▶ _Stated goal_: Copy out the entries below in full and exactly.

▶ _Provided entries_:

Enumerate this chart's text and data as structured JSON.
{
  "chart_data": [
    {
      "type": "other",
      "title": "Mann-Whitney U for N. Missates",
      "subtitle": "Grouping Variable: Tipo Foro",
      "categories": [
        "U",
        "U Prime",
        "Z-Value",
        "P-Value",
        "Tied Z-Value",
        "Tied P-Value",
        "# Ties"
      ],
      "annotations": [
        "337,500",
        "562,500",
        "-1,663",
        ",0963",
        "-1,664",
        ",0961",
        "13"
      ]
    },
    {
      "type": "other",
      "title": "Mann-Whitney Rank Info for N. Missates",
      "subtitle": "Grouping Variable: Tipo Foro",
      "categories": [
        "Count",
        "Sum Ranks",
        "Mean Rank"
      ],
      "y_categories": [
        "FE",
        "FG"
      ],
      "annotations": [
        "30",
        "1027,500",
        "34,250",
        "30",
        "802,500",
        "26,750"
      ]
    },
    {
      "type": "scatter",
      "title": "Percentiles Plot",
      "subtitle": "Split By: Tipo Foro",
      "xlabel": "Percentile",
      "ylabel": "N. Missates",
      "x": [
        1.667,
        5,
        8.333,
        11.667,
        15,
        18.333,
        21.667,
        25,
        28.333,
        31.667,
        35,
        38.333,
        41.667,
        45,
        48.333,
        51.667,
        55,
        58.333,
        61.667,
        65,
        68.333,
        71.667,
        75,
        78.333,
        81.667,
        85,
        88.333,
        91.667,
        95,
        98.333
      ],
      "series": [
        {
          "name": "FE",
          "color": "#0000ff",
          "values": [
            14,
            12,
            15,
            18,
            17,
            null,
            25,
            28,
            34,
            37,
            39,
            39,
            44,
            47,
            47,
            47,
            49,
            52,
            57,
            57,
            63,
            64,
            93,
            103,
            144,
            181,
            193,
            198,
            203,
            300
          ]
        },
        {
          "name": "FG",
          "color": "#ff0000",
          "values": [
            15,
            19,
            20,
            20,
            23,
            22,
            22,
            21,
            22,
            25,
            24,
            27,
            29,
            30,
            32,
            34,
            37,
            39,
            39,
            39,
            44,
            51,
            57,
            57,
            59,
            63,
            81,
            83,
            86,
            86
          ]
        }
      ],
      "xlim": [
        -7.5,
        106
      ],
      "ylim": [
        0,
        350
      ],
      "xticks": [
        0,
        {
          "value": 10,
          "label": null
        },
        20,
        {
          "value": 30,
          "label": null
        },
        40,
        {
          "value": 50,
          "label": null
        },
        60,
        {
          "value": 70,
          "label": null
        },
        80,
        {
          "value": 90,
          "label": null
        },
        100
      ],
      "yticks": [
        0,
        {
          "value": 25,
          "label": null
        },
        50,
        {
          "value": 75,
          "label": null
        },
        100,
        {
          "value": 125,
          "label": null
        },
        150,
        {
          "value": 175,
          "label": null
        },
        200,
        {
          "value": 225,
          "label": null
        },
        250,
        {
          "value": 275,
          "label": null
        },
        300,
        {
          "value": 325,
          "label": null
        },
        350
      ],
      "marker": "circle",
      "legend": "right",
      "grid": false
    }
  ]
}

▶ _Result of the exercise_:
Enumerate this chart's text and data as structured JSON.
{
  "chart_data": [
    {
      "type": "other",
      "title": "Mann-Whitney U for N. Missates",
      "subtitle": "Grouping Variable: Tipo Foro",
      "categories": [
        "U",
        "U Prime",
        "Z-Value",
        "P-Value",
        "Tied Z-Value",
        "Tied P-Value",
        "# Ties"
      ],
      "annotations": [
        "337,500",
        "562,500",
        "-1,663",
        ",0963",
        "-1,664",
        ",0961",
        "13"
      ]
    },
    {
      "type": "other",
      "title": "Mann-Whitney Rank Info for N. Missates",
      "subtitle": "Grouping Variable: Tipo Foro",
      "categories": [
        "Count",
        "Sum Ranks",
        "Mean Rank"
      ],
      "y_categories": [
        "FE",
        "FG"
      ],
      "annotations": [
        "30",
        "1027,500",
        "34,250",
        "30",
        "802,500",
        "26,750"
      ]
    },
    {
      "type": "scatter",
      "title": "Percentiles Plot",
      "subtitle": "Split By: Tipo Foro",
      "xlabel": "Percentile",
      "ylabel": "N. Missates",
      "x": [
        1.667,
        5,
        8.333,
        11.667,
        15,
        18.333,
        21.667,
        25,
        28.333,
        31.667,
        35,
        38.333,
        41.667,
        45,
        48.333,
        51.667,
        55,
        58.333,
        61.667,
        65,
        68.333,
        71.667,
        75,
        78.333,
        81.667,
        85,
        88.333,
        91.667,
        95,
        98.333
      ],
      "series": [
        {
          "name": "FE",
          "color": "#0000ff",
          "values": [
            14,
            12,
            15,
            18,
            17,
            null,
            25,
            28,
            34,
            37,
            39,
            39,
            44,
            47,
            47,
            47,
            49,
            52,
            57,
            57,
            63,
            64,
            93,
            103,
            144,
            181,
            193,
            198,
            203,
            300
          ]
        },
        {
          "name": "FG",
          "color": "#ff0000",
          "values": [
            15,
            19,
            20,
            20,
            23,
            22,
            22,
            21,
            22,
            25,
            24,
            27,
            29,
            30,
            32,
            34,
            37,
            39,
            39,
            39,
            44,
            51,
            57,
            57,
            59,
            63,
            81,
            83,
            86,
            86
          ]
        }
      ],
      "xlim": [
        -7.5,
        106
      ],
      "ylim": [
        0,
        350
      ],
      "xticks": [
        0,
        {
          "value": 10,
          "label": null
        },
        20,
        {
          "value": 30,
          "label": null
        },
        40,
        {
          "value": 50,
          "label": null
        },
        60,
        {
          "value": 70,
          "label": null
        },
        80,
        {
          "value": 90,
          "label": null
        },
        100
      ],
      "yticks": [
        0,
        {
          "value": 25,
          "label": null
        },
        50,
        {
          "value": 75,
          "label": null
        },
        100,
        {
          "value": 125,
          "label": null
        },
        150,
        {
          "value": 175,
          "label": null
        },
        200,
        {
          "value": 225,
          "label": null
        },
        250,
        {
          "value": 275,
          "label": null
        },
        300,
        {
          "value": 325,
          "label": null
        },
        350
      ],
      "marker": "circle",
      "legend": "right",
      "grid": false
    }
  ]
}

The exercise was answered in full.